Part of a data file
--- BEGIN ---

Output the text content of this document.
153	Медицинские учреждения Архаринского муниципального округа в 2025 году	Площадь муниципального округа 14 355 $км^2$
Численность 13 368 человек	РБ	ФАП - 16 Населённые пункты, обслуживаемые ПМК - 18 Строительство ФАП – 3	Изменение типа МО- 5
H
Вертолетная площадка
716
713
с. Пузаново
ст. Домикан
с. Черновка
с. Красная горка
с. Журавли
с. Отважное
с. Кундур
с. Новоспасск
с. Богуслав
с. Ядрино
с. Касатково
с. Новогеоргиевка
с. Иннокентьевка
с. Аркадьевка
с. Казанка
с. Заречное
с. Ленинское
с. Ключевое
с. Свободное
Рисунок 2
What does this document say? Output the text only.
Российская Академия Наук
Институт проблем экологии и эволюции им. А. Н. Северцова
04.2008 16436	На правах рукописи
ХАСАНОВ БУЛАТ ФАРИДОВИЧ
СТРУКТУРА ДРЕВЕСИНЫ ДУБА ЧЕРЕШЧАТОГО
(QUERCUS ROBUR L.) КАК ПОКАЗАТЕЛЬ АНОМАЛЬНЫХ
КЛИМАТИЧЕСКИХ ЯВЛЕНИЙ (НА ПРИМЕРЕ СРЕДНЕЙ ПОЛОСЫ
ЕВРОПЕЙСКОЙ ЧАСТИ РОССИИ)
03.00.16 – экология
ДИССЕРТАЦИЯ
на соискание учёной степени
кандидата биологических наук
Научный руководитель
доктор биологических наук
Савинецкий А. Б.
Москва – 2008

--- END ---

TO BE DONE
Show the lines of the records that include the string "Output".

THE SOLUTION
Output the text content of this document.
What does this document say? Output the text only.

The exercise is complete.